Tâches
a) Recopiez le passage du texte sur la crise de la dette depuis « Voici les 15 » jusqu'à « fonds de pension... » inclus.
b) Rédigez la suite du texte sur la crise de la dette, à partir de sa dernière phrase.

Texte
La crise de la dette pour les nuls, par Marc Vignaud (LePoint.fr)
Voici les 15 définitions indispensables pour décrypter ce qui se passe en Europe et aux États-Unis.
Investisseur. Ce terme, plutôt vague, désigne souvent l'ensemble des acteurs qui possèdent des actifs en Bourse. Cela va du salarié actionnaire de son entreprise à celui qui épargne sur son plan d'épargne entreprise (PEE) ou son plan d'épargne pour la retraite collectif (Perco), en passant par les banques ou les investisseurs institutionnels. Ce dernier terme désigne principalement les établissements collecteurs de l'épargne de tout un chacun, c'est-à-dire les compagnies d'assurances, les sociétés d'investissement, les hedge funds (ces fonds qui investissent sur des actifs risqués), les fonds de pension...
Action. C'est un titre de propriété correspondant à une part du capital d'une entreprise. Il est généralement associé à un droit de vote lors de l'assemblée générale des actionnaires où ceux-ci valident les décisions des dirigeants. Une action peut donner lieu au versement d'un dividende, c'est-à-dire une fraction des profits réalisés par l'entreprise. Les actions s'échangent sur le marché actions. Sa valeur varie en fonction de l'offre et de la demande.
Obligation. Une obligation ne donne pas un droit de propriété sur l'entreprise. Elle n'accorde pas non plus de droit de vote à l'assemblée générale des actionnaires. C'est un simple papier émis par une institution (entreprise publique ou privée, ou un État) qui souhaite lever de l'argent. Une obligation est rémunérée par un taux d'intérêt (variable ou fixe) et par le remboursement du capital au bout d'une période prédéfinie. Une fois émise, l'obligation s'échange sur le marché obligataire entre investisseurs. Comme une action, sa valeur varie en fonction de l'offre et de la demande, de même que son taux d'intérêt. Plus les investisseurs demandent d'obligations, moins le taux d'intérêt est élevé.

(Relevés d'annotations de coordonnées)
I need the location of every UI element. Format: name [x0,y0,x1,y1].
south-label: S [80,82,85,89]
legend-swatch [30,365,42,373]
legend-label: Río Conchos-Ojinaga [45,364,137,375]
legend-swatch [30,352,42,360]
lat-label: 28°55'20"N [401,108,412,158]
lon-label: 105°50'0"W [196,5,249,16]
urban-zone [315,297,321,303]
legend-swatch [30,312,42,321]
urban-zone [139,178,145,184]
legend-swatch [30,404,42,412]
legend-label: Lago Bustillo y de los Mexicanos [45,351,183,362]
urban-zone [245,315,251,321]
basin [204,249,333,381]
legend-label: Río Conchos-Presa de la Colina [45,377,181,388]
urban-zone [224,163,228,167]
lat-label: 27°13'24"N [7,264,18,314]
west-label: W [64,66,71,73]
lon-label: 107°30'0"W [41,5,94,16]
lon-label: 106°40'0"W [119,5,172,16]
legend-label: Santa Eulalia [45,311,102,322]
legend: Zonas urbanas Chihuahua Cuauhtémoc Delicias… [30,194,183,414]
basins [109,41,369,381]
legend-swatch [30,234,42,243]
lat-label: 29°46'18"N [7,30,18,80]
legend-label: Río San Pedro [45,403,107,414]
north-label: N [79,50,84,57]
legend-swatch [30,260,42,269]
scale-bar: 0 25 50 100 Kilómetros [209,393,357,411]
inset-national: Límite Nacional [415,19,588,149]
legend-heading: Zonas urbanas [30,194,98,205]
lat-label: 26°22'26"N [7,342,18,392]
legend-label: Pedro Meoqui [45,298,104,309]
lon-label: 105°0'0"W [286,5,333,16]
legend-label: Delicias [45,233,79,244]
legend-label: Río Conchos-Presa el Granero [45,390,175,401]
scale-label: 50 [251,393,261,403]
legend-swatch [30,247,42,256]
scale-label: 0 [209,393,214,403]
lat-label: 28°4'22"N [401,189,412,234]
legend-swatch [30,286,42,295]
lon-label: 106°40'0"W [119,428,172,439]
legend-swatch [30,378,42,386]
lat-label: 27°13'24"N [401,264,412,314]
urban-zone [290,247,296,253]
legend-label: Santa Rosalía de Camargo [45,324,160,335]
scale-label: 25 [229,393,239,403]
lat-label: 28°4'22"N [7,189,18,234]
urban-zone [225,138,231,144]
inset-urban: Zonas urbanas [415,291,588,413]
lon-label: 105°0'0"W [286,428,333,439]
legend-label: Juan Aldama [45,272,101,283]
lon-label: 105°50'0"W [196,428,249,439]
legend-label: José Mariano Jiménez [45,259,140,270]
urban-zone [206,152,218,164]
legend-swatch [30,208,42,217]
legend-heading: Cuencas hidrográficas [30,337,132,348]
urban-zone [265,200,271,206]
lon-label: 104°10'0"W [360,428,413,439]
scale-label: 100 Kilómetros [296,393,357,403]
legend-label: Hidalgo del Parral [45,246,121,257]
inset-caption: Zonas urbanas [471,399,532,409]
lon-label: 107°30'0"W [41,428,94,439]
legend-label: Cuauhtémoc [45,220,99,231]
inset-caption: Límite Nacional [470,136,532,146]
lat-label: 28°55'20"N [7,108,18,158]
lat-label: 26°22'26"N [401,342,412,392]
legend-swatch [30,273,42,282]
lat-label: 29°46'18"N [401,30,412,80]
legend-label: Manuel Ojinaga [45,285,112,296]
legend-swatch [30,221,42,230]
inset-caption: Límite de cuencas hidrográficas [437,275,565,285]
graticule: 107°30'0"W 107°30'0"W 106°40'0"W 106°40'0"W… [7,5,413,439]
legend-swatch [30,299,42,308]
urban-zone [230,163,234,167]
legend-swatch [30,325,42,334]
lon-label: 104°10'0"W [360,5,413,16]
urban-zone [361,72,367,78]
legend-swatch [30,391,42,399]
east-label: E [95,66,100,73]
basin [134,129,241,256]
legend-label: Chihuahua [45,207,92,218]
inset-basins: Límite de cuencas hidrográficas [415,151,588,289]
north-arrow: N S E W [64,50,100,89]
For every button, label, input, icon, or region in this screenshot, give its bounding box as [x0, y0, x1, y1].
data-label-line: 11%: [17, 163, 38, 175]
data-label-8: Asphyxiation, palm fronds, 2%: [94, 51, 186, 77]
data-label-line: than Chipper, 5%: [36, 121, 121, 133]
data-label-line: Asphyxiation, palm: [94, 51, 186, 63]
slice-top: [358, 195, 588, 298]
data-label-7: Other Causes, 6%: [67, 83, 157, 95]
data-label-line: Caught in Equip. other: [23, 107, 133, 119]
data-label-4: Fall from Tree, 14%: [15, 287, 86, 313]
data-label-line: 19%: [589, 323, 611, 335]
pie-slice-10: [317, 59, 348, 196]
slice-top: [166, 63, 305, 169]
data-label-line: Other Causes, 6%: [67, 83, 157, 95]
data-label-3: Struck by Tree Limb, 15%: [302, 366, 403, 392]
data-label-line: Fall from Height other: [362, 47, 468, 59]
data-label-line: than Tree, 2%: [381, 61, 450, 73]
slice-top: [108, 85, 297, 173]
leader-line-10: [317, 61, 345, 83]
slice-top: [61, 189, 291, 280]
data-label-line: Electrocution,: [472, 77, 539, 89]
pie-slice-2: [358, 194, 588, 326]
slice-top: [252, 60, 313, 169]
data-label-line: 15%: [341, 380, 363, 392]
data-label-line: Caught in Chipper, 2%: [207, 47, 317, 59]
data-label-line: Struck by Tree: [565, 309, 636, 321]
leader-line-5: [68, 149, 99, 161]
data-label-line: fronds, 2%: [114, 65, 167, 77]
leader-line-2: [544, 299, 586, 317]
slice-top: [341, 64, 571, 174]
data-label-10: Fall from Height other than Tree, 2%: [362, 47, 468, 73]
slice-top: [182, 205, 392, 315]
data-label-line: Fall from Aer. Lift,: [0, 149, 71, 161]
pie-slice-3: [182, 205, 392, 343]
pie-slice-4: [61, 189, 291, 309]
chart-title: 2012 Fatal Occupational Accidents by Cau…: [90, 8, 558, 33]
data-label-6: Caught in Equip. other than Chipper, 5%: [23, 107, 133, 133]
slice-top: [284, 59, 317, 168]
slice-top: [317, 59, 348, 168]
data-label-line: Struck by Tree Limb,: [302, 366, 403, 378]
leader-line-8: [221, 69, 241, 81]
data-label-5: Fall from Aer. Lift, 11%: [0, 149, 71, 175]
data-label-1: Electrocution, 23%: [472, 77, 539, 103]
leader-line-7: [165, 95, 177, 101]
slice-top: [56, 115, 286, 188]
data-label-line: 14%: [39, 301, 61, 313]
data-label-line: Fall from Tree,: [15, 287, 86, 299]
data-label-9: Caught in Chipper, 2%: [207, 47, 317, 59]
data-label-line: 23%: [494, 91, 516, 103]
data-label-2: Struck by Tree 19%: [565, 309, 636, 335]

Corrigé des exercices
a)
Voici les 15 définitions indispensables pour décrypter ce qui se passe en Europe et aux États-Unis.
Investisseur. Ce terme, plutôt vague, désigne souvent l'ensemble des acteurs qui possèdent des actifs en Bourse. Cela va du salarié actionnaire de son entreprise à celui qui épargne sur son plan d'épargne entreprise (PEE) ou son plan d'épargne pour la retraite collectif (Perco), en passant par les banques ou les investisseurs institutionnels. Ce dernier terme désigne principalement les établissements collecteurs de l'épargne de tout un chacun, c'est-à-dire les compagnies d'assurances, les sociétés d'investissement, les hedge funds (ces fonds qui investissent sur des actifs risqués), les fonds de pension...

b)
Dette souveraine. Elle prend la forme d'obligations vendues par un État à des investisseurs pour financer ses déficits. C'est ce qu'on appelle le marché primaire. Une fois émises, pour une période qui peut varier de quelques mois à 50 ans, les obligations souveraines s'échangent entre investisseurs sur le marché secondaire. Plus la certitude que l'État sera capable de rembourser sa valeur au bout de la période est grande, plus elle attire les investisseurs, plus son prix augmente. À l'inverse, une dette considérée comme risquée suscite la défiance. Les investisseurs sont moins nombreux à en acheter, son prix baisse et le taux d'intérêt augmente. Ce qui rend la dette de l'État en question plus chère à financer. Normalement, plus la période de remboursement est éloignée, plus les taux d'intérêt augmentent, car le risque est plus grand de voir l'inflation ronger la valeur future de l'obligation. C'est pourquoi les économistes scrutent les "taux à 3 ans", à "10 ans", à "20 ans"... des obligations d'État. Les banques sont les principales détentrices de la dette souveraine des États, tout simplement parce qu'elle est normalement considérée comme un actif sûr.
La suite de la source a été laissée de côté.